Figure collection entries:
● ● ●

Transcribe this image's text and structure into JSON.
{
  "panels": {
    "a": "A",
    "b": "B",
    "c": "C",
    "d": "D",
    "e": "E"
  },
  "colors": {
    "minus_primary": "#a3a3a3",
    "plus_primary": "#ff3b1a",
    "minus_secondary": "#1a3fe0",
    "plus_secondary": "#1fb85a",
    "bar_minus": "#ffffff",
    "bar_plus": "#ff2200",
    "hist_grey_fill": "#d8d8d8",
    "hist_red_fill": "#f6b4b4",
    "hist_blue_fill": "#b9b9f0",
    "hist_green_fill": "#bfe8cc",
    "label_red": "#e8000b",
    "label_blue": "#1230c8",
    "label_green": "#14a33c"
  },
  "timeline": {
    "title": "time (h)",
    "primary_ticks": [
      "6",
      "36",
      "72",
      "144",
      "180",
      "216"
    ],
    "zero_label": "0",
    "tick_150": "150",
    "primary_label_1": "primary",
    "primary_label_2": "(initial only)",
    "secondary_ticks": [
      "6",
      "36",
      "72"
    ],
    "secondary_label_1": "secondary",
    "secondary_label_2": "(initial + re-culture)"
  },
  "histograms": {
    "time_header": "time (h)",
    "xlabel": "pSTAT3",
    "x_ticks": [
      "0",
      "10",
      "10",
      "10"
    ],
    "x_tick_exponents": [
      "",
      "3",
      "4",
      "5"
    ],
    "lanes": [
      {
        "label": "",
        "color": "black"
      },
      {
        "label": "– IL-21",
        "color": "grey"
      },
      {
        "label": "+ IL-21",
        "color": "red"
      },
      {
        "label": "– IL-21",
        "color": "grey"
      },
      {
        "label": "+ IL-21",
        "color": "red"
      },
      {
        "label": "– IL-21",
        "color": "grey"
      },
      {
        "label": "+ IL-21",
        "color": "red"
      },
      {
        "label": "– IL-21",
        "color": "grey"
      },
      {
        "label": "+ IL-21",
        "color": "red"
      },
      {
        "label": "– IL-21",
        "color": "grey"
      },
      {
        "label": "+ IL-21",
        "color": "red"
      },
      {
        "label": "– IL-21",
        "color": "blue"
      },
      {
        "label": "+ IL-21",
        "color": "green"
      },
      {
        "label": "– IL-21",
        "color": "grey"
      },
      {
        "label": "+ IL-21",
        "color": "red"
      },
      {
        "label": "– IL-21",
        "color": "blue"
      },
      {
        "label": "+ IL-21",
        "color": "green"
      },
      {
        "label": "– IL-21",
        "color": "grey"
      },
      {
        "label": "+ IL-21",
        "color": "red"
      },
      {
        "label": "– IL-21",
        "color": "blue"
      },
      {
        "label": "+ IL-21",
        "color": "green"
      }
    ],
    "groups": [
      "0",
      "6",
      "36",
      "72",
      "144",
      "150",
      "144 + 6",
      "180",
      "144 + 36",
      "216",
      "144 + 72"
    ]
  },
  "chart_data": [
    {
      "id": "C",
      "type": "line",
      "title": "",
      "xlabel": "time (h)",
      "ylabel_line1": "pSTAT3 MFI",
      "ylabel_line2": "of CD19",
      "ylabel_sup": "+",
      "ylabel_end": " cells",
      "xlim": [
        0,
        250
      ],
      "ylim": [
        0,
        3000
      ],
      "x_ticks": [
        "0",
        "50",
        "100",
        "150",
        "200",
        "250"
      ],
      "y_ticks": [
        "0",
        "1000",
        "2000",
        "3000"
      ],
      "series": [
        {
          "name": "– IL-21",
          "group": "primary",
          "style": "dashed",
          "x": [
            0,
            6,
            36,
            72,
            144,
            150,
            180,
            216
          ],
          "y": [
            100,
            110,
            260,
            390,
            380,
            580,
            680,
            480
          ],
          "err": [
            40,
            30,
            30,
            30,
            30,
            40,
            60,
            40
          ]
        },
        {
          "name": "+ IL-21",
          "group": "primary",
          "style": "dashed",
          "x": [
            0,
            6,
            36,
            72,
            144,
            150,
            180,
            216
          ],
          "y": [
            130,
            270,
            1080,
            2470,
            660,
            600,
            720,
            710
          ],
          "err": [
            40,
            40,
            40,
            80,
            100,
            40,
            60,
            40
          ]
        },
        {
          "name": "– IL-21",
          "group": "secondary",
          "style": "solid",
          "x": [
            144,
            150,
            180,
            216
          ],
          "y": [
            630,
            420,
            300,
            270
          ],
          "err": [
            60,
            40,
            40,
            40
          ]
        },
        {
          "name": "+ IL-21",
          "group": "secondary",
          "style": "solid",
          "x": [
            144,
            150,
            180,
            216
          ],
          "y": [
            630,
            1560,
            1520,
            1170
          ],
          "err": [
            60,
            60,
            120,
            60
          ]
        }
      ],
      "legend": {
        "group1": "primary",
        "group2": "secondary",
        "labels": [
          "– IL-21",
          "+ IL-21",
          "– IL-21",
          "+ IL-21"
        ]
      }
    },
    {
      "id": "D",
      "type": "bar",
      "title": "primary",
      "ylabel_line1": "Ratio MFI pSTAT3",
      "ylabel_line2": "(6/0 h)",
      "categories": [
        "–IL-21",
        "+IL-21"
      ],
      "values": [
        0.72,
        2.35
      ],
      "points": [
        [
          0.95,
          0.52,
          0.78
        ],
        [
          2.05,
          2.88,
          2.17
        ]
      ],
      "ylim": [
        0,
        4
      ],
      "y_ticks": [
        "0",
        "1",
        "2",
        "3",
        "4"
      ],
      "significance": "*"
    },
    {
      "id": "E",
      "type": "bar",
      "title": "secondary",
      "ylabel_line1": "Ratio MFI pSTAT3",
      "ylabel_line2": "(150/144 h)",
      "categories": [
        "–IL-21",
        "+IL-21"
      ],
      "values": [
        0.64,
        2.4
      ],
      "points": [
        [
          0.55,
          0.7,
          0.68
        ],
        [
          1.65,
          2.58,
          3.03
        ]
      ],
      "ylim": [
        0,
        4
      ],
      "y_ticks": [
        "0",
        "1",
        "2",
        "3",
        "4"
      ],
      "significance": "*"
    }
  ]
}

● ● ●

- **TRY IT**
Word for word, transcribe the data shown above.

- **EXERCISE ANSWER**
Transcribe this image's text and structure into JSON.
{
  "panels": {
    "a": "A",
    "b": "B",
    "c": "C",
    "d": "D",
    "e": "E"
  },
  "colors": {
    "minus_primary": "#a3a3a3",
    "plus_primary": "#ff3b1a",
    "minus_secondary": "#1a3fe0",
    "plus_secondary": "#1fb85a",
    "bar_minus": "#ffffff",
    "bar_plus": "#ff2200",
    "hist_grey_fill": "#d8d8d8",
    "hist_red_fill": "#f6b4b4",
    "hist_blue_fill": "#b9b9f0",
    "hist_green_fill": "#bfe8cc",
    "label_red": "#e8000b",
    "label_blue": "#1230c8",
    "label_green": "#14a33c"
  },
  "timeline": {
    "title": "time (h)",
    "primary_ticks": [
      "6",
      "36",
      "72",
      "144",
      "180",
      "216"
    ],
    "zero_label": "0",
    "tick_150": "150",
    "primary_label_1": "primary",
    "primary_label_2": "(initial only)",
    "secondary_ticks": [
      "6",
      "36",
      "72"
    ],
    "secondary_label_1": "secondary",
    "secondary_label_2": "(initial + re-culture)"
  },
  "histograms": {
    "time_header": "time (h)",
    "xlabel": "pSTAT3",
    "x_ticks": [
      "0",
      "10",
      "10",
      "10"
    ],
    "x_tick_exponents": [
      "",
      "3",
      "4",
      "5"
    ],
    "lanes": [
      {
        "label": "",
        "color": "black"
      },
      {
        "label": "– IL-21",
        "color": "grey"
      },
      {
        "label": "+ IL-21",
        "color": "red"
      },
      {
        "label": "– IL-21",
        "color": "grey"
      },
      {
        "label": "+ IL-21",
        "color": "red"
      },
      {
        "label": "– IL-21",
        "color": "grey"
      },
      {
        "label": "+ IL-21",
        "color": "red"
      },
      {
        "label": "– IL-21",
        "color": "grey"
      },
      {
        "label": "+ IL-21",
        "color": "red"
      },
      {
        "label": "– IL-21",
        "color": "grey"
      },
      {
        "label": "+ IL-21",
        "color": "red"
      },
      {
        "label": "– IL-21",
        "color": "blue"
      },
      {
        "label": "+ IL-21",
        "color": "green"
      },
      {
        "label": "– IL-21",
        "color": "grey"
      },
      {
        "label": "+ IL-21",
        "color": "red"
      },
      {
        "label": "– IL-21",
        "color": "blue"
      },
      {
        "label": "+ IL-21",
        "color": "green"
      },
      {
        "label": "– IL-21",
        "color": "grey"
      },
      {
        "label": "+ IL-21",
        "color": "red"
      },
      {
        "label": "– IL-21",
        "color": "blue"
      },
      {
        "label": "+ IL-21",
        "color": "green"
      }
    ],
    "groups": [
      "0",
      "6",
      "36",
      "72",
      "144",
      "150",
      "144 + 6",
      "180",
      "144 + 36",
      "216",
      "144 + 72"
    ]
  },
  "chart_data": [
    {
      "id": "C",
      "type": "line",
      "title": "",
      "xlabel": "time (h)",
      "ylabel_line1": "pSTAT3 MFI",
      "ylabel_line2": "of CD19",
      "ylabel_sup": "+",
      "ylabel_end": " cells",
      "xlim": [
        0,
        250
      ],
      "ylim": [
        0,
        3000
      ],
      "x_ticks": [
        "0",
        "50",
        "100",
        "150",
        "200",
        "250"
      ],
      "y_ticks": [
        "0",
        "1000",
        "2000",
        "3000"
      ],
      "series": [
        {
          "name": "– IL-21",
          "group": "primary",
          "style": "dashed",
          "x": [
            0,
            6,
            36,
            72,
            144,
            150,
            180,
            216
          ],
          "y": [
            100,
            110,
            260,
            390,
            380,
            580,
            680,
            480
          ],
          "err": [
            40,
            30,
            30,
            30,
            30,
            40,
            60,
            40
          ]
        },
        {
          "name": "+ IL-21",
          "group": "primary",
          "style": "dashed",
          "x": [
            0,
            6,
            36,
            72,
            144,
            150,
            180,
            216
          ],
          "y": [
            130,
            270,
            1080,
            2470,
            660,
            600,
            720,
            710
          ],
          "err": [
            40,
            40,
            40,
            80,
            100,
            40,
            60,
            40
          ]
        },
        {
          "name": "– IL-21",
          "group": "secondary",
          "style": "solid",
          "x": [
            144,
            150,
            180,
            216
          ],
          "y": [
            630,
            420,
            300,
            270
          ],
          "err": [
            60,
            40,
            40,
            40
          ]
        },
        {
          "name": "+ IL-21",
          "group": "secondary",
          "style": "solid",
          "x": [
            144,
            150,
            180,
            216
          ],
          "y": [
            630,
            1560,
            1520,
            1170
          ],
          "err": [
            60,
            60,
            120,
            60
          ]
        }
      ],
      "legend": {
        "group1": "primary",
        "group2": "secondary",
        "labels": [
          "– IL-21",
          "+ IL-21",
          "– IL-21",
          "+ IL-21"
        ]
      }
    },
    {
      "id": "D",
      "type": "bar",
      "title": "primary",
      "ylabel_line1": "Ratio MFI pSTAT3",
      "ylabel_line2": "(6/0 h)",
      "categories": [
        "–IL-21",
        "+IL-21"
      ],
      "values": [
        0.72,
        2.35
      ],
      "points": [
        [
          0.95,
          0.52,
          0.78
        ],
        [
          2.05,
          2.88,
          2.17
        ]
      ],
      "ylim": [
        0,
        4
      ],
      "y_ticks": [
        "0",
        "1",
        "2",
        "3",
        "4"
      ],
      "significance": "*"
    },
    {
      "id": "E",
      "type": "bar",
      "title": "secondary",
      "ylabel_line1": "Ratio MFI pSTAT3",
      "ylabel_line2": "(150/144 h)",
      "categories": [
        "–IL-21",
        "+IL-21"
      ],
      "values": [
        0.64,
        2.4
      ],
      "points": [
        [
          0.55,
          0.7,
          0.68
        ],
        [
          1.65,
          2.58,
          3.03
        ]
      ],
      "ylim": [
        0,
        4
      ],
      "y_ticks": [
        "0",
        "1",
        "2",
        "3",
        "4"
      ],
      "significance": "*"
    }
  ]
}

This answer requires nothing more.